Begin Source data

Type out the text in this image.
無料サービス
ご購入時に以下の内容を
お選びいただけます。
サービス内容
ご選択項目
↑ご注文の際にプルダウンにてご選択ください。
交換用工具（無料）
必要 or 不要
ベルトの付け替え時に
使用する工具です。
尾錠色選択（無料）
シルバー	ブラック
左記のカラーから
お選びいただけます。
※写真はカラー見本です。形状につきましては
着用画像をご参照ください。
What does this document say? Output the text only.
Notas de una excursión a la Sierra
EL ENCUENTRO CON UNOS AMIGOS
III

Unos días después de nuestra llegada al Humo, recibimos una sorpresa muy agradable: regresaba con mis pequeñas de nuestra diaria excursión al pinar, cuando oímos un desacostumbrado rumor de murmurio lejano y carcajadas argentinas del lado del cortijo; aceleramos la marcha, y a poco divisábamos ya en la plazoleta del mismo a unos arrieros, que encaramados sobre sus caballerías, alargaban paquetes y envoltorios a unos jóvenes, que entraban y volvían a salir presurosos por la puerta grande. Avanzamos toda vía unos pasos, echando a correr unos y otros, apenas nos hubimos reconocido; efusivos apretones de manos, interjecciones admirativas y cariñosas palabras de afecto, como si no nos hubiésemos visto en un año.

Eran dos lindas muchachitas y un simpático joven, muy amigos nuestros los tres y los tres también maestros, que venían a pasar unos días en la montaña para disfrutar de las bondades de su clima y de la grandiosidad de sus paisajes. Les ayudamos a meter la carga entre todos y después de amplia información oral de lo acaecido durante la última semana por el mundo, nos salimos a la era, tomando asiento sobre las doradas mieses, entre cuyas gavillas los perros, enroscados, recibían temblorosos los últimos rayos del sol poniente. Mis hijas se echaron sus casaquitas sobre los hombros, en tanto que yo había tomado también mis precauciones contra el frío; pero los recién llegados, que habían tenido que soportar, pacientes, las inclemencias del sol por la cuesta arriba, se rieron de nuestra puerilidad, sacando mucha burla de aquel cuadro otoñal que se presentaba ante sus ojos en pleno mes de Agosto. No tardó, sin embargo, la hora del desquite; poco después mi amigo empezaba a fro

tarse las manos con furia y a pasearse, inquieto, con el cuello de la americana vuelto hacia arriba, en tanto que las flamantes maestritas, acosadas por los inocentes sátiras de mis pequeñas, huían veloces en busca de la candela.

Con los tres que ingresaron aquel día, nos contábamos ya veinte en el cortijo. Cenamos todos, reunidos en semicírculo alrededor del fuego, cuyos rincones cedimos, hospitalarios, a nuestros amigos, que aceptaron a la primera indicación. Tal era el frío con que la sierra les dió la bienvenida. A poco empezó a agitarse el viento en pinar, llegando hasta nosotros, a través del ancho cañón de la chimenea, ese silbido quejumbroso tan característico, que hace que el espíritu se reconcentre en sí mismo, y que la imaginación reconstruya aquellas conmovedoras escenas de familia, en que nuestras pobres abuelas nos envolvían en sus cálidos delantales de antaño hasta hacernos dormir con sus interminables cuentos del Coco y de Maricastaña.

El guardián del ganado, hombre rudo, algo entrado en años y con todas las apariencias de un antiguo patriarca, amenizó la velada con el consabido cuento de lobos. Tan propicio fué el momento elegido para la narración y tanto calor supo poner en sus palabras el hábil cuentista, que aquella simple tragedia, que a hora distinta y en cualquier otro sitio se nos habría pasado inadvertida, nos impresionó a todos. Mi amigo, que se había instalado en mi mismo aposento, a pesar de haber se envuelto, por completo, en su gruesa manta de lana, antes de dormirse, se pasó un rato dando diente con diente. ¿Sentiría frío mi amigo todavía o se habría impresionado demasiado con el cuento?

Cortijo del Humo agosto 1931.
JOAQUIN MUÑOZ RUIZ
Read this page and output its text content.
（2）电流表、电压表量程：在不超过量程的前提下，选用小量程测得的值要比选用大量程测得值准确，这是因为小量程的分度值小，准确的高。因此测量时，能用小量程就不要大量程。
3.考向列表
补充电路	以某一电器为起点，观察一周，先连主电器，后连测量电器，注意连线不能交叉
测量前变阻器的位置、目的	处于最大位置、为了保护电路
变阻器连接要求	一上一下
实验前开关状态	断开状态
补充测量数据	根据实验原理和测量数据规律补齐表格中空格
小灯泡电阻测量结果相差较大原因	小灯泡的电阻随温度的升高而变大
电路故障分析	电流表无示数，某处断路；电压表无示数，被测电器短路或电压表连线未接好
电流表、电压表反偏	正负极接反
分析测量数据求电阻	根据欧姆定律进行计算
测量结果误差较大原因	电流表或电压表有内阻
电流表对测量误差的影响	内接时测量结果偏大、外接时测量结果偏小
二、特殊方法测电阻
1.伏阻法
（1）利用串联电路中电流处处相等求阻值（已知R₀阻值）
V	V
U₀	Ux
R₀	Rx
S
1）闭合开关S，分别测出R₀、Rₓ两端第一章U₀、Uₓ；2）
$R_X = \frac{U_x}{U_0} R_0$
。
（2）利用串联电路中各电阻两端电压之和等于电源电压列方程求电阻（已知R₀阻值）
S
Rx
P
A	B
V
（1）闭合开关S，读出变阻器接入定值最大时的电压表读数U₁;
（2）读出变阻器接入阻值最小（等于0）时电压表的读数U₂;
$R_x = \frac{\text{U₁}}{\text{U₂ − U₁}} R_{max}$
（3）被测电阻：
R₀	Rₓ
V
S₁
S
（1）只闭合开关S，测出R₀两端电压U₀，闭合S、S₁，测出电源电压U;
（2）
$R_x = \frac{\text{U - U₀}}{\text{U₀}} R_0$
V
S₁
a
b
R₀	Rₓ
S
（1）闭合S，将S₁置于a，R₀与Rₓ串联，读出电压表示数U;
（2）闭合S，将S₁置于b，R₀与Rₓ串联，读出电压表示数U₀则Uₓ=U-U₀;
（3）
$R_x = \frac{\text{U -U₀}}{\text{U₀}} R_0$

End Source data

◆ What you are asked to do: Copy each line of the listing that includes "text".

◆ Written solution:
Type out the text in this image.
What does this document say? Output the text only.
Read this page and output its text content.
$R_x = \frac{\text{U₁}}{\text{U₂ − U₁}} R_{max}$
$R_x = \frac{\text{U - U₀}}{\text{U₀}} R_0$
$R_x = \frac{\text{U -U₀}}{\text{U₀}} R_0$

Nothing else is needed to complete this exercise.